→ **The problem**
The records below must be retyped exactly.

→ **Given entries**
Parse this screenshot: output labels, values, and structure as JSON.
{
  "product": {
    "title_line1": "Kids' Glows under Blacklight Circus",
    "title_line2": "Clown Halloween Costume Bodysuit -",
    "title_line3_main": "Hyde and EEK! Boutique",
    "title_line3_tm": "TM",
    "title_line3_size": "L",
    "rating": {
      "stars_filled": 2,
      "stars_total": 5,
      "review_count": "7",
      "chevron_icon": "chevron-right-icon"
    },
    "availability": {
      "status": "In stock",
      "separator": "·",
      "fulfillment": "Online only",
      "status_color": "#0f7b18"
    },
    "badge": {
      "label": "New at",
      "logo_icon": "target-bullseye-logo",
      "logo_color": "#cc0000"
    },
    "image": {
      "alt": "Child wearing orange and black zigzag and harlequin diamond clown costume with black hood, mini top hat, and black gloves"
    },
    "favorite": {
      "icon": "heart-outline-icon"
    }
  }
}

→ **Answer to this problem**
Parse this screenshot: output labels, values, and structure as JSON.
{
  "product": {
    "title_line1": "Kids' Glows under Blacklight Circus",
    "title_line2": "Clown Halloween Costume Bodysuit -",
    "title_line3_main": "Hyde and EEK! Boutique",
    "title_line3_tm": "TM",
    "title_line3_size": "L",
    "rating": {
      "stars_filled": 2,
      "stars_total": 5,
      "review_count": "7",
      "chevron_icon": "chevron-right-icon"
    },
    "availability": {
      "status": "In stock",
      "separator": "·",
      "fulfillment": "Online only",
      "status_color": "#0f7b18"
    },
    "badge": {
      "label": "New at",
      "logo_icon": "target-bullseye-logo",
      "logo_color": "#cc0000"
    },
    "image": {
      "alt": "Child wearing orange and black zigzag and harlequin diamond clown costume with black hood, mini top hat, and black gloves"
    },
    "favorite": {
      "icon": "heart-outline-icon"
    }
  }
}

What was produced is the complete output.